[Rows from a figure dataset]
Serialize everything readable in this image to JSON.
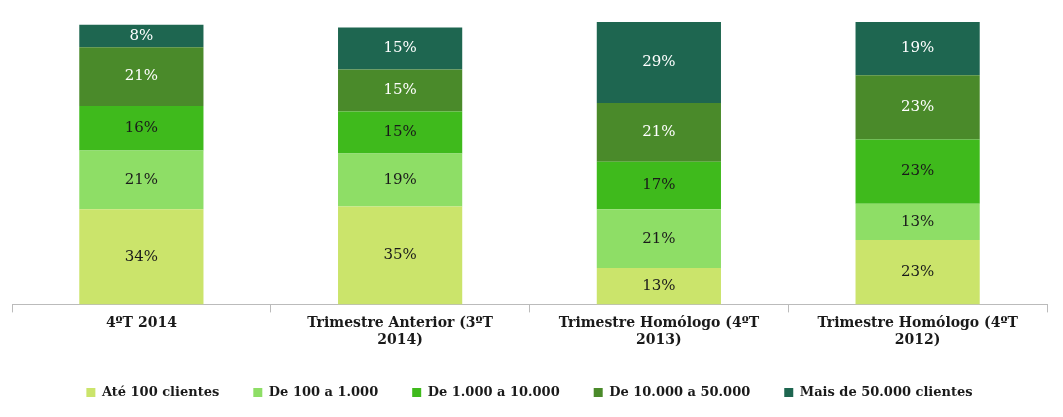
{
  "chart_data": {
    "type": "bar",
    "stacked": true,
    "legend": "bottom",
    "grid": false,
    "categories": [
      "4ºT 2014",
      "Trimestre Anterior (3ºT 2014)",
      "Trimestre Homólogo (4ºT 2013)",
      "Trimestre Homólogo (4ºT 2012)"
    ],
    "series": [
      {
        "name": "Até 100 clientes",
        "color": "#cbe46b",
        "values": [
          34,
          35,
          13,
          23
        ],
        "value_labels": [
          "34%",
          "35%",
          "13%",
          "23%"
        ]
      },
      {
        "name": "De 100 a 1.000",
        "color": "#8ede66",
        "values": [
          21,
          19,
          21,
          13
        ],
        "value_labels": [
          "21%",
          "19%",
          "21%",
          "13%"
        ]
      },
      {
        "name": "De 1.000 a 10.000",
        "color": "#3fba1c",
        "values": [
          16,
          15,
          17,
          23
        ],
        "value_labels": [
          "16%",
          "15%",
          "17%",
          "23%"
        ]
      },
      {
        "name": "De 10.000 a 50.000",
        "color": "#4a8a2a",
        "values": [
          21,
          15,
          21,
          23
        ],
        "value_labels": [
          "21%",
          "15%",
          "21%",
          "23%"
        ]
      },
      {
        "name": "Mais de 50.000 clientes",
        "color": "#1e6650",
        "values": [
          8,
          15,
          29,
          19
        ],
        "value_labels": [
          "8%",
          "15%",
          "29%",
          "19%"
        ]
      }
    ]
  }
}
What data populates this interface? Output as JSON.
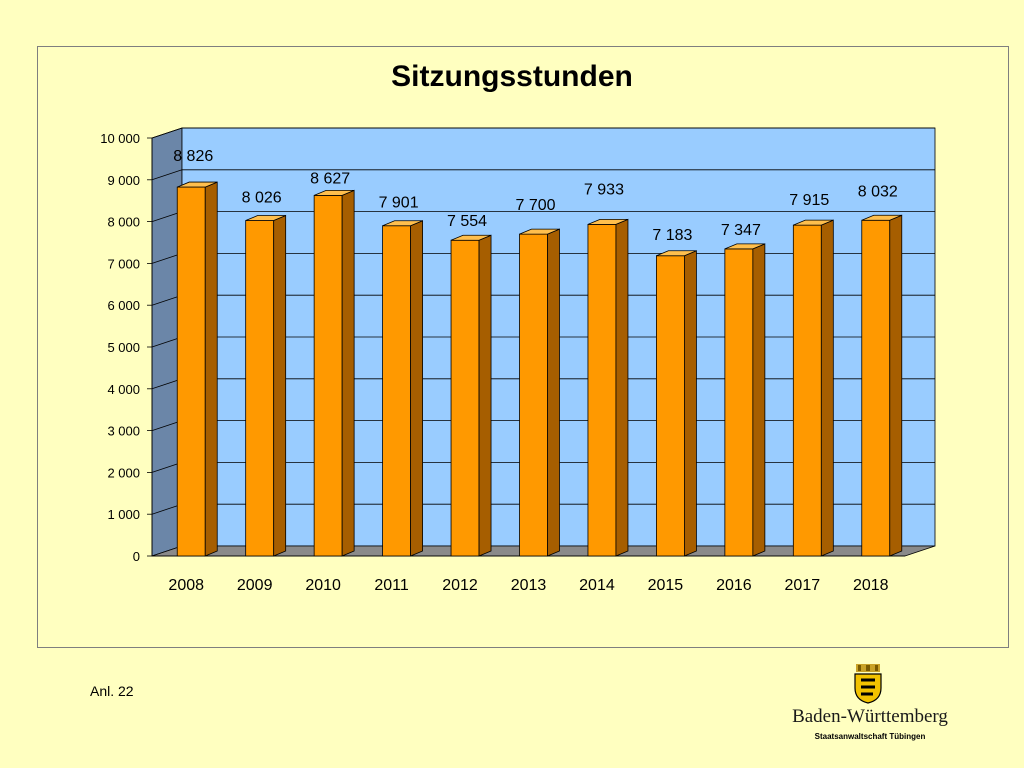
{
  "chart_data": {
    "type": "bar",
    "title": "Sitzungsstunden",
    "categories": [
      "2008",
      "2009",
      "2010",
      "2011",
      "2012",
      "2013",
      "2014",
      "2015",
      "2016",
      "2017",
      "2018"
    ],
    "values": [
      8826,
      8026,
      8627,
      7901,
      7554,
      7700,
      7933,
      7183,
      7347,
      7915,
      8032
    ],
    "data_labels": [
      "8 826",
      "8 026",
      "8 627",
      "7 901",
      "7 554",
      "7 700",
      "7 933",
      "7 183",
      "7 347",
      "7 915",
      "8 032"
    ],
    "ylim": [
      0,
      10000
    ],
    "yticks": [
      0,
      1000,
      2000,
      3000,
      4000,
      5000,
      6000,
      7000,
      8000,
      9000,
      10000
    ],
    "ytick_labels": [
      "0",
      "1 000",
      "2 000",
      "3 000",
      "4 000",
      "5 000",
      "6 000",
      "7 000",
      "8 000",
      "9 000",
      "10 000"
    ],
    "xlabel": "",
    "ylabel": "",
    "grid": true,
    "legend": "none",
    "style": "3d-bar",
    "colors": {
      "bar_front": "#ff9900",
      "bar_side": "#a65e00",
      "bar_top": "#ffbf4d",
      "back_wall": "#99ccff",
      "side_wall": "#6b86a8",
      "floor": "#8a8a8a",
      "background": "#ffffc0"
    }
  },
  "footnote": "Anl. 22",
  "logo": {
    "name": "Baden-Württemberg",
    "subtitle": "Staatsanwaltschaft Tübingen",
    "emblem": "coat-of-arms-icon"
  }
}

- THE TASK:
Make a verbatim copy of all the entries and strip out the pictures.

- FINAL RESULT:
Serialize everything readable in this image to JSON.
{
  "chart_data": {
    "type": "bar",
    "stacked": true,
    "legend": "bottom",
    "grid": false,
    "categories": [
      "4ºT 2014",
      "Trimestre Anterior (3ºT 2014)",
      "Trimestre Homólogo (4ºT 2013)",
      "Trimestre Homólogo (4ºT 2012)"
    ],
    "series": [
      {
        "name": "Até 100 clientes",
        "color": "#cbe46b",
        "values": [
          34,
          35,
          13,
          23
        ],
        "value_labels": [
          "34%",
          "35%",
          "13%",
          "23%"
        ]
      },
      {
        "name": "De 100 a 1.000",
        "color": "#8ede66",
        "values": [
          21,
          19,
          21,
          13
        ],
        "value_labels": [
          "21%",
          "19%",
          "21%",
          "13%"
        ]
      },
      {
        "name": "De 1.000 a 10.000",
        "color": "#3fba1c",
        "values": [
          16,
          15,
          17,
          23
        ],
        "value_labels": [
          "16%",
          "15%",
          "17%",
          "23%"
        ]
      },
      {
        "name": "De 10.000 a 50.000",
        "color": "#4a8a2a",
        "values": [
          21,
          15,
          21,
          23
        ],
        "value_labels": [
          "21%",
          "15%",
          "21%",
          "23%"
        ]
      },
      {
        "name": "Mais de 50.000 clientes",
        "color": "#1e6650",
        "values": [
          8,
          15,
          29,
          19
        ],
        "value_labels": [
          "8%",
          "15%",
          "29%",
          "19%"
        ]
      }
    ]
  }
}
What data populates this interface? Output as JSON.
{
  "chart_data": {
    "type": "bar",
    "title": "Sitzungsstunden",
    "categories": [
      "2008",
      "2009",
      "2010",
      "2011",
      "2012",
      "2013",
      "2014",
      "2015",
      "2016",
      "2017",
      "2018"
    ],
    "values": [
      8826,
      8026,
      8627,
      7901,
      7554,
      7700,
      7933,
      7183,
      7347,
      7915,
      8032
    ],
    "data_labels": [
      "8 826",
      "8 026",
      "8 627",
      "7 901",
      "7 554",
      "7 700",
      "7 933",
      "7 183",
      "7 347",
      "7 915",
      "8 032"
    ],
    "ylim": [
      0,
      10000
    ],
    "yticks": [
      0,
      1000,
      2000,
      3000,
      4000,
      5000,
      6000,
      7000,
      8000,
      9000,
      10000
    ],
    "ytick_labels": [
      "0",
      "1 000",
      "2 000",
      "3 000",
      "4 000",
      "5 000",
      "6 000",
      "7 000",
      "8 000",
      "9 000",
      "10 000"
    ],
    "xlabel": "",
    "ylabel": "",
    "grid": true,
    "legend": "none",
    "style": "3d-bar",
    "colors": {
      "bar_front": "#ff9900",
      "bar_side": "#a65e00",
      "bar_top": "#ffbf4d",
      "back_wall": "#99ccff",
      "side_wall": "#6b86a8",
      "floor": "#8a8a8a",
      "background": "#ffffc0"
    }
  },
  "footnote": "Anl. 22",
  "logo": {
    "name": "Baden-Württemberg",
    "subtitle": "Staatsanwaltschaft Tübingen",
    "emblem": "coat-of-arms-icon"
  }
}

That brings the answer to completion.